## Required task
Can you rewrite all the records, replacing every "interactable" with "clickable" and changing nothing else, while leaving the pictures out of your answer?

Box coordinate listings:
☆ ☆ ☆ ☆

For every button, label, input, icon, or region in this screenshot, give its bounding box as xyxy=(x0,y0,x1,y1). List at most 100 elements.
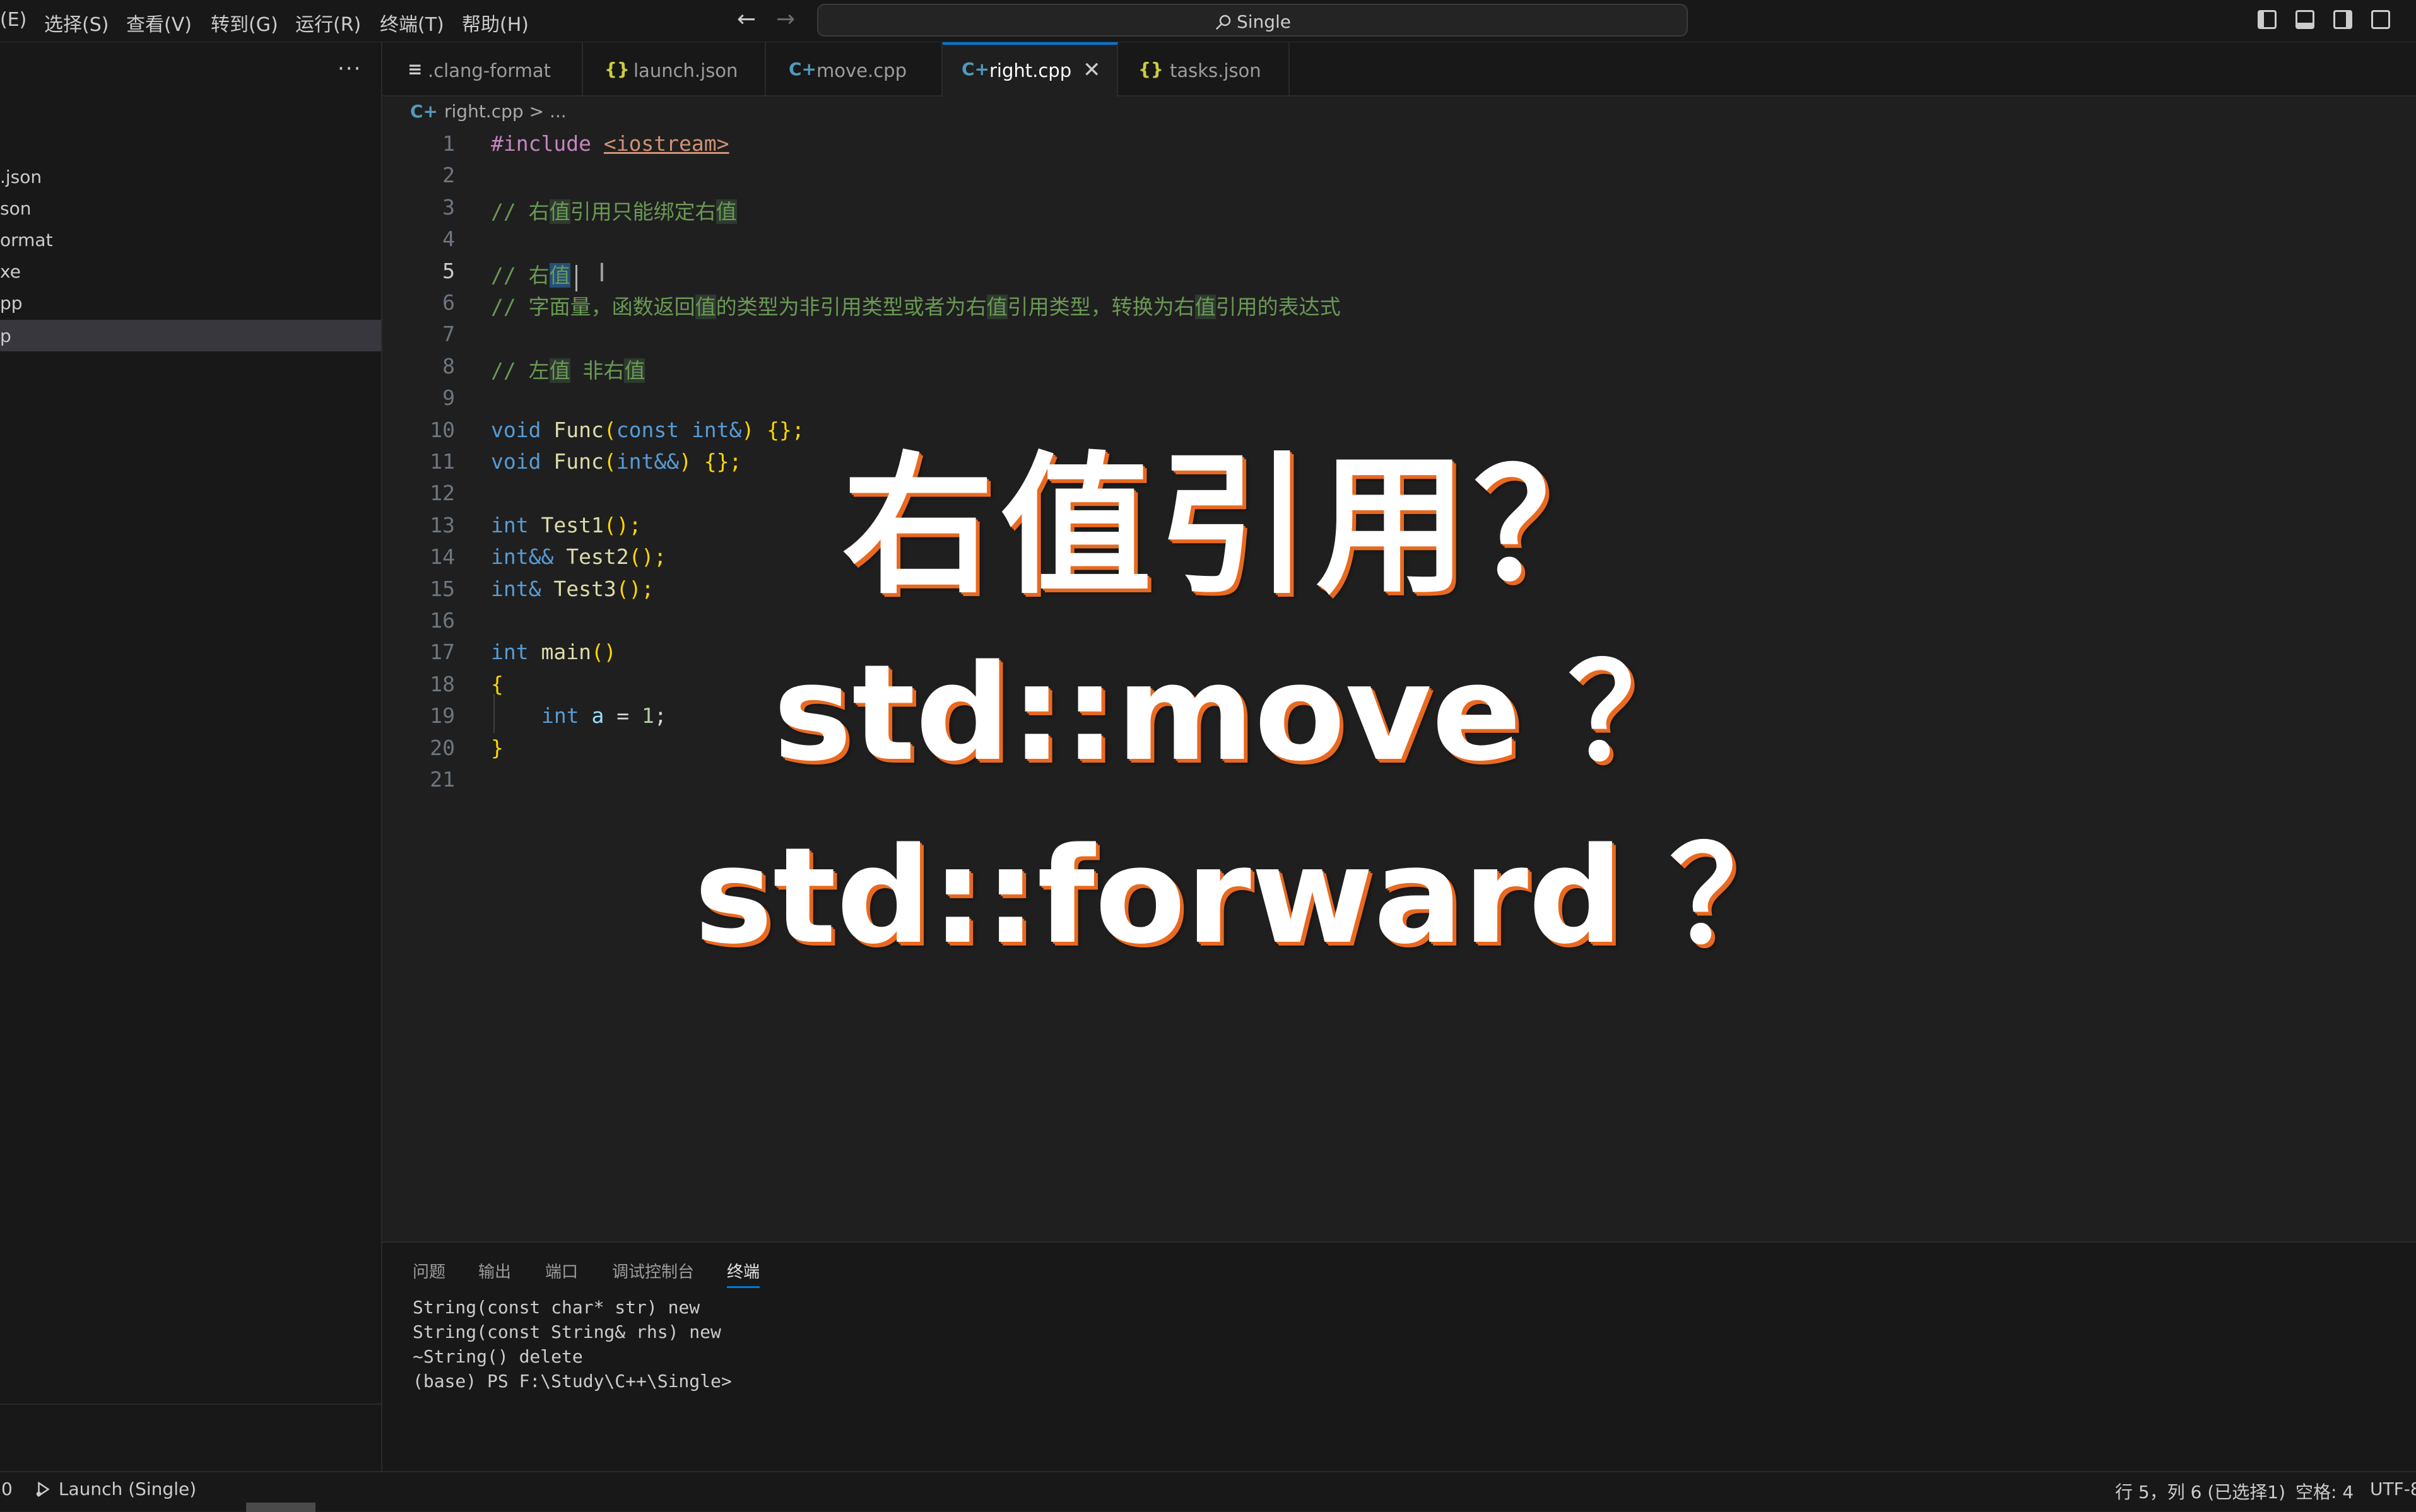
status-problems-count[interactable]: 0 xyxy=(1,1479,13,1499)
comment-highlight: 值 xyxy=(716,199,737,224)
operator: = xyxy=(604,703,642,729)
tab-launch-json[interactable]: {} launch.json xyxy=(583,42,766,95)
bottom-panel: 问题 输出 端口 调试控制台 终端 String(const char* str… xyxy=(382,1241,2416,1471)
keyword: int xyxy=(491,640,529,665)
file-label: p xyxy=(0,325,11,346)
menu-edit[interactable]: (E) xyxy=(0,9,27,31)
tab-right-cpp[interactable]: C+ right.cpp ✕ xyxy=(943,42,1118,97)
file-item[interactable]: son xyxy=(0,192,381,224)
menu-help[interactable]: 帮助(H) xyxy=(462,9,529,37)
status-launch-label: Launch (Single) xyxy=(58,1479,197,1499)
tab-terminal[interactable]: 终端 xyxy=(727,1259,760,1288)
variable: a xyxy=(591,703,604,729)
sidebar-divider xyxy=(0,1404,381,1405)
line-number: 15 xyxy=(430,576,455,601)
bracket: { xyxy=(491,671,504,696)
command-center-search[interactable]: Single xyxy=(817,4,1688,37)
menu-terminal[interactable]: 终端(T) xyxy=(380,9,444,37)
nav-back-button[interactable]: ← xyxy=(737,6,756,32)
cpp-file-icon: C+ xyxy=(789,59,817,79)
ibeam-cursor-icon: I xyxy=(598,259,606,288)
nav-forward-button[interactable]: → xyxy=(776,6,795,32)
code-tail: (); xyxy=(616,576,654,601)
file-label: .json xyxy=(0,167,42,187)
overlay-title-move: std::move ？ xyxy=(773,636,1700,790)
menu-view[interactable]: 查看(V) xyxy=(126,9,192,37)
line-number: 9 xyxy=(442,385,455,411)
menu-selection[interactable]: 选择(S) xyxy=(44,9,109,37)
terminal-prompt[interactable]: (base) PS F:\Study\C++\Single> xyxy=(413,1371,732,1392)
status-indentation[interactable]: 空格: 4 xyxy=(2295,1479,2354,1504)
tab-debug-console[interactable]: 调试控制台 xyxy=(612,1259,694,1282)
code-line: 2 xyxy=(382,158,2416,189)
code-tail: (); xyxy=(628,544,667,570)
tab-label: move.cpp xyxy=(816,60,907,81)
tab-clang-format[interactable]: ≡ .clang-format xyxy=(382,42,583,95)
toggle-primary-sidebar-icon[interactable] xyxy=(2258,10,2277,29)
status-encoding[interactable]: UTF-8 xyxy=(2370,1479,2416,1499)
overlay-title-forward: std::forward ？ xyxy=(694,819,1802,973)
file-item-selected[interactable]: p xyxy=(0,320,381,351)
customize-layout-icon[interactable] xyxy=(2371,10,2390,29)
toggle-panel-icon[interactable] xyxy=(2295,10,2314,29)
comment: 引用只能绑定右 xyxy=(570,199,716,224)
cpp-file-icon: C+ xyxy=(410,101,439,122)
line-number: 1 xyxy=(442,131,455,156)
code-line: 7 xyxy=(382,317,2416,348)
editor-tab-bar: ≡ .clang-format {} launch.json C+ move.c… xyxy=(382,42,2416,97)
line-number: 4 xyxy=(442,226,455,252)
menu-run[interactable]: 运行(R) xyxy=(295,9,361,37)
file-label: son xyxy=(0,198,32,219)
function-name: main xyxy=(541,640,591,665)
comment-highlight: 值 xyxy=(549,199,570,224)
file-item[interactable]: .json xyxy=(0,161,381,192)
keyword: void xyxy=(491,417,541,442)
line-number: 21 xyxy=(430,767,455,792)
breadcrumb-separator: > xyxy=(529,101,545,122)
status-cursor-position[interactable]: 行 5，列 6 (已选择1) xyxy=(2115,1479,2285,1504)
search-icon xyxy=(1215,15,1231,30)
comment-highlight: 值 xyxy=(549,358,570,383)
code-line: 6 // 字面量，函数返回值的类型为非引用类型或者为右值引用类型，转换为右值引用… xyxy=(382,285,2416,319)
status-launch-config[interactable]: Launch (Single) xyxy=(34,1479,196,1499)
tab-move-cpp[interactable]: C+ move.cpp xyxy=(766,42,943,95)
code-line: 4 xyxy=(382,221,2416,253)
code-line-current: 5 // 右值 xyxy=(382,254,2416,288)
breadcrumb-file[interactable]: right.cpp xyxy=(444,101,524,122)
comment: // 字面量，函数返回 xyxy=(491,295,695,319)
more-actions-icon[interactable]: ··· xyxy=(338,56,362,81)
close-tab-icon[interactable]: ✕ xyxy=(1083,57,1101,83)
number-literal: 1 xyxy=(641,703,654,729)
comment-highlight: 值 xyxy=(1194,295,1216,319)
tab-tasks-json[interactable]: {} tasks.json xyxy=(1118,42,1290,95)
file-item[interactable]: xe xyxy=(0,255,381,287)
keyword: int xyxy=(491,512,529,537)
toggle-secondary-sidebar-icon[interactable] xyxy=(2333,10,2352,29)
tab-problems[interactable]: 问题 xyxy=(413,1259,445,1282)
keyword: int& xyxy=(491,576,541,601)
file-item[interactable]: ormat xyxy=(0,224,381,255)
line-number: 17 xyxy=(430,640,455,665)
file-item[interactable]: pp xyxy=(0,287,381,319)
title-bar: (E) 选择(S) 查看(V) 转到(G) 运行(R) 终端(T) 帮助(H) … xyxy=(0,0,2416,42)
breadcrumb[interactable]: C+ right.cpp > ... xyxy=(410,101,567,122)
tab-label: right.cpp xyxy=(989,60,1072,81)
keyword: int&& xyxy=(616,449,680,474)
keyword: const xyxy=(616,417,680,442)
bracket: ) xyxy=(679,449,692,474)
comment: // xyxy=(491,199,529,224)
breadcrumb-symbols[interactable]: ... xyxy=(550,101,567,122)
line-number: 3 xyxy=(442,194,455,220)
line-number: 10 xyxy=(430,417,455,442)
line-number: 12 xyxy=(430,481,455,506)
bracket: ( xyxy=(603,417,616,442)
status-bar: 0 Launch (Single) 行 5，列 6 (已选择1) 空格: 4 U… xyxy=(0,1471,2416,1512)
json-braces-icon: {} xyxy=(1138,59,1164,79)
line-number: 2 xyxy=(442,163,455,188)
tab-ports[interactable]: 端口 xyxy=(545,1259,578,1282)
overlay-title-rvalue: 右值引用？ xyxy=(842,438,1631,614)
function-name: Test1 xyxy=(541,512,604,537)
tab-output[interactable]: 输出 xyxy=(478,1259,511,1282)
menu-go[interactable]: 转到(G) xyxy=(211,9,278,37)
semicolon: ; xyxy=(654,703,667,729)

☆ ☆ ☆ ☆

## Written response
For every button, label, input, icon, or region in this screenshot, give its bounding box as xyxy=(x0,y0,x1,y1). List at most 100 elements.
status-problems-count[clickable]: 0 xyxy=(1,1479,13,1499)
comment-highlight: 值 xyxy=(716,199,737,224)
operator: = xyxy=(604,703,642,729)
tab-launch-json[clickable]: {} launch.json xyxy=(583,42,766,95)
bottom-panel: 问题 输出 端口 调试控制台 终端 String(const char* str… xyxy=(382,1241,2416,1471)
keyword: int xyxy=(491,640,529,665)
file-label: p xyxy=(0,325,11,346)
menu-edit[clickable]: (E) xyxy=(0,9,27,31)
tab-right-cpp[clickable]: C+ right.cpp ✕ xyxy=(943,42,1118,97)
file-item[clickable]: son xyxy=(0,192,381,224)
menu-help[clickable]: 帮助(H) xyxy=(462,9,529,37)
status-launch-label: Launch (Single) xyxy=(58,1479,197,1499)
tab-terminal[clickable]: 终端 xyxy=(727,1259,760,1288)
variable: a xyxy=(591,703,604,729)
sidebar-divider xyxy=(0,1404,381,1405)
line-number: 15 xyxy=(430,576,455,601)
bracket: { xyxy=(491,671,504,696)
command-center-search[clickable]: Single xyxy=(817,4,1688,37)
menu-terminal[clickable]: 终端(T) xyxy=(380,9,444,37)
nav-back-button[clickable]: ← xyxy=(737,6,756,32)
cpp-file-icon: C+ xyxy=(789,59,817,79)
ibeam-cursor-icon: I xyxy=(598,259,606,288)
nav-forward-button[clickable]: → xyxy=(776,6,795,32)
code-tail: (); xyxy=(616,576,654,601)
file-label: .json xyxy=(0,167,42,187)
overlay-title-move: std::move ？ xyxy=(773,636,1700,790)
menu-view[clickable]: 查看(V) xyxy=(126,9,192,37)
line-number: 9 xyxy=(442,385,455,411)
menu-selection[clickable]: 选择(S) xyxy=(44,9,109,37)
terminal-prompt[clickable]: (base) PS F:\Study\C++\Single> xyxy=(413,1371,732,1392)
status-indentation[clickable]: 空格: 4 xyxy=(2295,1479,2354,1504)
tab-debug-console[clickable]: 调试控制台 xyxy=(612,1259,694,1282)
code-line: 2 xyxy=(382,158,2416,189)
code-tail: (); xyxy=(628,544,667,570)
tab-label: move.cpp xyxy=(816,60,907,81)
tab-clang-format[clickable]: ≡ .clang-format xyxy=(382,42,583,95)
toggle-primary-sidebar-icon[clickable] xyxy=(2258,10,2277,29)
status-encoding[clickable]: UTF-8 xyxy=(2370,1479,2416,1499)
overlay-title-forward: std::forward ？ xyxy=(694,819,1802,973)
file-item-selected[clickable]: p xyxy=(0,320,381,351)
customize-layout-icon[clickable] xyxy=(2371,10,2390,29)
toggle-panel-icon[clickable] xyxy=(2295,10,2314,29)
comment: 引用只能绑定右 xyxy=(570,199,716,224)
cpp-file-icon: C+ xyxy=(410,101,439,122)
line-number: 1 xyxy=(442,131,455,156)
code-line: 7 xyxy=(382,317,2416,348)
editor-tab-bar: ≡ .clang-format {} launch.json C+ move.c… xyxy=(382,42,2416,97)
line-number: 4 xyxy=(442,226,455,252)
menu-run[clickable]: 运行(R) xyxy=(295,9,361,37)
file-label: son xyxy=(0,198,32,219)
function-name: main xyxy=(541,640,591,665)
comment-highlight: 值 xyxy=(549,199,570,224)
file-item[clickable]: .json xyxy=(0,161,381,192)
keyword: void xyxy=(491,417,541,442)
line-number: 21 xyxy=(430,767,455,792)
breadcrumb-separator: > xyxy=(529,101,545,122)
status-cursor-position[clickable]: 行 5，列 6 (已选择1) xyxy=(2115,1479,2285,1504)
search-icon xyxy=(1215,15,1231,30)
comment-highlight: 值 xyxy=(549,358,570,383)
code-line: 6 // 字面量，函数返回值的类型为非引用类型或者为右值引用类型，转换为右值引用… xyxy=(382,285,2416,319)
status-launch-config[clickable]: Launch (Single) xyxy=(34,1479,196,1499)
tab-move-cpp[clickable]: C+ move.cpp xyxy=(766,42,943,95)
code-line: 4 xyxy=(382,221,2416,253)
code-line-current: 5 // 右值 xyxy=(382,254,2416,288)
breadcrumb-file[clickable]: right.cpp xyxy=(444,101,524,122)
comment: // 字面量，函数返回 xyxy=(491,295,695,319)
more-actions-icon[clickable]: ··· xyxy=(338,56,362,81)
close-tab-icon[clickable]: ✕ xyxy=(1083,57,1101,83)
number-literal: 1 xyxy=(641,703,654,729)
comment-highlight: 值 xyxy=(1194,295,1216,319)
tab-tasks-json[clickable]: {} tasks.json xyxy=(1118,42,1290,95)
file-item[clickable]: xe xyxy=(0,255,381,287)
keyword: int xyxy=(491,512,529,537)
toggle-secondary-sidebar-icon[clickable] xyxy=(2333,10,2352,29)
tab-problems[clickable]: 问题 xyxy=(413,1259,445,1282)
keyword: int& xyxy=(491,576,541,601)
file-item[clickable]: ormat xyxy=(0,224,381,255)
line-number: 17 xyxy=(430,640,455,665)
file-item[clickable]: pp xyxy=(0,287,381,319)
title-bar: (E) 选择(S) 查看(V) 转到(G) 运行(R) 终端(T) 帮助(H) … xyxy=(0,0,2416,42)
breadcrumb[clickable]: C+ right.cpp > ... xyxy=(410,101,567,122)
tab-label: right.cpp xyxy=(989,60,1072,81)
keyword: int&& xyxy=(616,449,680,474)
keyword: const xyxy=(616,417,680,442)
bracket: ) xyxy=(679,449,692,474)
comment: // xyxy=(491,199,529,224)
breadcrumb-symbols[clickable]: ... xyxy=(550,101,567,122)
line-number: 3 xyxy=(442,194,455,220)
line-number: 10 xyxy=(430,417,455,442)
line-number: 12 xyxy=(430,481,455,506)
bracket: ( xyxy=(603,417,616,442)
status-bar: 0 Launch (Single) 行 5，列 6 (已选择1) 空格: 4 U… xyxy=(0,1471,2416,1512)
json-braces-icon: {} xyxy=(1138,59,1164,79)
line-number: 2 xyxy=(442,163,455,188)
tab-ports[clickable]: 端口 xyxy=(545,1259,578,1282)
overlay-title-rvalue: 右值引用？ xyxy=(842,438,1631,614)
function-name: Test1 xyxy=(541,512,604,537)
tab-output[clickable]: 输出 xyxy=(478,1259,511,1282)
menu-go[clickable]: 转到(G) xyxy=(211,9,278,37)
semicolon: ; xyxy=(654,703,667,729)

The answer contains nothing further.